Rows:

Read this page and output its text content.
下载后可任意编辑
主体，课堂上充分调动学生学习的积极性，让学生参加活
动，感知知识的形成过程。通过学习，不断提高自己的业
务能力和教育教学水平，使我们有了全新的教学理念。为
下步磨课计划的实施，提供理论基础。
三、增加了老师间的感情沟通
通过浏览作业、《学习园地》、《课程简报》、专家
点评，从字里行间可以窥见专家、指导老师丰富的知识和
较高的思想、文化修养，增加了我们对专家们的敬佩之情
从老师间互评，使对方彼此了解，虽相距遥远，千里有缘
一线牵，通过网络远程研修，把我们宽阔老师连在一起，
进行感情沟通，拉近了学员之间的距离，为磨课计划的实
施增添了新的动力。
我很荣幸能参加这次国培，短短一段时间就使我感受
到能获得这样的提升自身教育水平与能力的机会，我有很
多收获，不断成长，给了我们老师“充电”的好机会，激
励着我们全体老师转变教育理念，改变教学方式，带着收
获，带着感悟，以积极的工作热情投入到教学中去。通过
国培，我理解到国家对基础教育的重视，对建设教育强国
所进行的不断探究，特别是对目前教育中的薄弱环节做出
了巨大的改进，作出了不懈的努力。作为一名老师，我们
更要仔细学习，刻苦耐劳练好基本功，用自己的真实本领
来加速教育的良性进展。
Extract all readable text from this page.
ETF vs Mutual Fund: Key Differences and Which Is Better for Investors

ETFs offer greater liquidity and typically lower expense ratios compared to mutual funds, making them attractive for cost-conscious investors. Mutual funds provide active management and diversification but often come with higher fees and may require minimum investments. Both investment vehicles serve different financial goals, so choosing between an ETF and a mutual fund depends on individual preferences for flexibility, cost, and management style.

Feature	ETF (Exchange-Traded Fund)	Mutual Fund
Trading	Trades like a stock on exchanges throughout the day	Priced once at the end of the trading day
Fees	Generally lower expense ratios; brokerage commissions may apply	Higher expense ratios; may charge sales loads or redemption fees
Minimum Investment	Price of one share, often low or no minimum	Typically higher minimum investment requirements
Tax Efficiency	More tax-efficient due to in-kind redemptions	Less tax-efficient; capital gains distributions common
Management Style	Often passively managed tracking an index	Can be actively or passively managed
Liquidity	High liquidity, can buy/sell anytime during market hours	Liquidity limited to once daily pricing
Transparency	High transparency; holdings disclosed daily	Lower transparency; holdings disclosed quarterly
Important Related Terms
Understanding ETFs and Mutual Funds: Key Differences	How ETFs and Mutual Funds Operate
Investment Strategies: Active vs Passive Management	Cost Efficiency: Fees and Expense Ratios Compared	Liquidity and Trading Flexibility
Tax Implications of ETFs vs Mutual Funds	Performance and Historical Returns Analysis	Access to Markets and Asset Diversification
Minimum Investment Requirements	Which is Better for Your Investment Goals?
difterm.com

Exercise task: Repeat the data above, word for word.

Finished task:
Read this page and output its text content.
下载后可任意编辑
主体，课堂上充分调动学生学习的积极性，让学生参加活
动，感知知识的形成过程。通过学习，不断提高自己的业
务能力和教育教学水平，使我们有了全新的教学理念。为
下步磨课计划的实施，提供理论基础。
三、增加了老师间的感情沟通
通过浏览作业、《学习园地》、《课程简报》、专家
点评，从字里行间可以窥见专家、指导老师丰富的知识和
较高的思想、文化修养，增加了我们对专家们的敬佩之情
从老师间互评，使对方彼此了解，虽相距遥远，千里有缘
一线牵，通过网络远程研修，把我们宽阔老师连在一起，
进行感情沟通，拉近了学员之间的距离，为磨课计划的实
施增添了新的动力。
我很荣幸能参加这次国培，短短一段时间就使我感受
到能获得这样的提升自身教育水平与能力的机会，我有很
多收获，不断成长，给了我们老师“充电”的好机会，激
励着我们全体老师转变教育理念，改变教学方式，带着收
获，带着感悟，以积极的工作热情投入到教学中去。通过
国培，我理解到国家对基础教育的重视，对建设教育强国
所进行的不断探究，特别是对目前教育中的薄弱环节做出
了巨大的改进，作出了不懈的努力。作为一名老师，我们
更要仔细学习，刻苦耐劳练好基本功，用自己的真实本领
来加速教育的良性进展。
Extract all readable text from this page.
ETF vs Mutual Fund: Key Differences and Which Is Better for Investors

ETFs offer greater liquidity and typically lower expense ratios compared to mutual funds, making them attractive for cost-conscious investors. Mutual funds provide active management and diversification but often come with higher fees and may require minimum investments. Both investment vehicles serve different financial goals, so choosing between an ETF and a mutual fund depends on individual preferences for flexibility, cost, and management style.

Feature	ETF (Exchange-Traded Fund)	Mutual Fund
Trading	Trades like a stock on exchanges throughout the day	Priced once at the end of the trading day
Fees	Generally lower expense ratios; brokerage commissions may apply	Higher expense ratios; may charge sales loads or redemption fees
Minimum Investment	Price of one share, often low or no minimum	Typically higher minimum investment requirements
Tax Efficiency	More tax-efficient due to in-kind redemptions	Less tax-efficient; capital gains distributions common
Management Style	Often passively managed tracking an index	Can be actively or passively managed
Liquidity	High liquidity, can buy/sell anytime during market hours	Liquidity limited to once daily pricing
Transparency	High transparency; holdings disclosed daily	Lower transparency; holdings disclosed quarterly
Important Related Terms
Understanding ETFs and Mutual Funds: Key Differences	How ETFs and Mutual Funds Operate
Investment Strategies: Active vs Passive Management	Cost Efficiency: Fees and Expense Ratios Compared	Liquidity and Trading Flexibility
Tax Implications of ETFs vs Mutual Funds	Performance and Historical Returns Analysis	Access to Markets and Asset Diversification
Minimum Investment Requirements	Which is Better for Your Investment Goals?
difterm.com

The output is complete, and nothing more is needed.